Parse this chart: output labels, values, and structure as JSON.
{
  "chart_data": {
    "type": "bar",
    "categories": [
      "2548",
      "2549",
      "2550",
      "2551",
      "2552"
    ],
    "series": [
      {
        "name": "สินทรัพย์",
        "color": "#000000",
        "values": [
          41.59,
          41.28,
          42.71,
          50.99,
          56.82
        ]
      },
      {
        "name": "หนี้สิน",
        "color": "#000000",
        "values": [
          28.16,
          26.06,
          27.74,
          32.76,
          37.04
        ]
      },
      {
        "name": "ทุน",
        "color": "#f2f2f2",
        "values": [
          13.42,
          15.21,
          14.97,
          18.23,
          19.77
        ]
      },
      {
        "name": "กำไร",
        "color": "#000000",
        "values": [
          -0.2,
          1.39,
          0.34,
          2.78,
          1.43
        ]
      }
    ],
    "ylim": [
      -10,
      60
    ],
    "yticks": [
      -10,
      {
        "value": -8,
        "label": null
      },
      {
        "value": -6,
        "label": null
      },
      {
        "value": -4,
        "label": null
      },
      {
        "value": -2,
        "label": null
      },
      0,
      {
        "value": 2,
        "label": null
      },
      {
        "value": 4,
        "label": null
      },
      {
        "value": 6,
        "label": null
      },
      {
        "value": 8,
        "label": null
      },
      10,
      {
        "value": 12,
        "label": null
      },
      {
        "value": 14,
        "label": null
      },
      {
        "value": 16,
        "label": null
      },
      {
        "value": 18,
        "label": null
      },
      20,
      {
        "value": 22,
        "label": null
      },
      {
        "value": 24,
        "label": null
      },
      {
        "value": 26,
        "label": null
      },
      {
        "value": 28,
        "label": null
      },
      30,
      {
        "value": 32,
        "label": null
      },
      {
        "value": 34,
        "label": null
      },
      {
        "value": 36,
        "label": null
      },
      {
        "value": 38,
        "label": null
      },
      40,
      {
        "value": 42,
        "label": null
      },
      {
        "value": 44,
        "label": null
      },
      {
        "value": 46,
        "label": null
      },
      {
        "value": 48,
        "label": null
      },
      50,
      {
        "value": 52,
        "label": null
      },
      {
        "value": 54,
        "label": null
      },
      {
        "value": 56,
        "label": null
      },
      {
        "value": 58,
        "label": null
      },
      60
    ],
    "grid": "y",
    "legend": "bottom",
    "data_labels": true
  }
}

DIRECTIONS FOR THIS TASK
Type out the material again exactly as presented.

COMPLETED TASK
Parse this chart: output labels, values, and structure as JSON.
{
  "chart_data": {
    "type": "bar",
    "categories": [
      "2548",
      "2549",
      "2550",
      "2551",
      "2552"
    ],
    "series": [
      {
        "name": "สินทรัพย์",
        "color": "#000000",
        "values": [
          41.59,
          41.28,
          42.71,
          50.99,
          56.82
        ]
      },
      {
        "name": "หนี้สิน",
        "color": "#000000",
        "values": [
          28.16,
          26.06,
          27.74,
          32.76,
          37.04
        ]
      },
      {
        "name": "ทุน",
        "color": "#f2f2f2",
        "values": [
          13.42,
          15.21,
          14.97,
          18.23,
          19.77
        ]
      },
      {
        "name": "กำไร",
        "color": "#000000",
        "values": [
          -0.2,
          1.39,
          0.34,
          2.78,
          1.43
        ]
      }
    ],
    "ylim": [
      -10,
      60
    ],
    "yticks": [
      -10,
      {
        "value": -8,
        "label": null
      },
      {
        "value": -6,
        "label": null
      },
      {
        "value": -4,
        "label": null
      },
      {
        "value": -2,
        "label": null
      },
      0,
      {
        "value": 2,
        "label": null
      },
      {
        "value": 4,
        "label": null
      },
      {
        "value": 6,
        "label": null
      },
      {
        "value": 8,
        "label": null
      },
      10,
      {
        "value": 12,
        "label": null
      },
      {
        "value": 14,
        "label": null
      },
      {
        "value": 16,
        "label": null
      },
      {
        "value": 18,
        "label": null
      },
      20,
      {
        "value": 22,
        "label": null
      },
      {
        "value": 24,
        "label": null
      },
      {
        "value": 26,
        "label": null
      },
      {
        "value": 28,
        "label": null
      },
      30,
      {
        "value": 32,
        "label": null
      },
      {
        "value": 34,
        "label": null
      },
      {
        "value": 36,
        "label": null
      },
      {
        "value": 38,
        "label": null
      },
      40,
      {
        "value": 42,
        "label": null
      },
      {
        "value": 44,
        "label": null
      },
      {
        "value": 46,
        "label": null
      },
      {
        "value": 48,
        "label": null
      },
      50,
      {
        "value": 52,
        "label": null
      },
      {
        "value": 54,
        "label": null
      },
      {
        "value": 56,
        "label": null
      },
      {
        "value": 58,
        "label": null
      },
      60
    ],
    "grid": "y",
    "legend": "bottom",
    "data_labels": true
  }
}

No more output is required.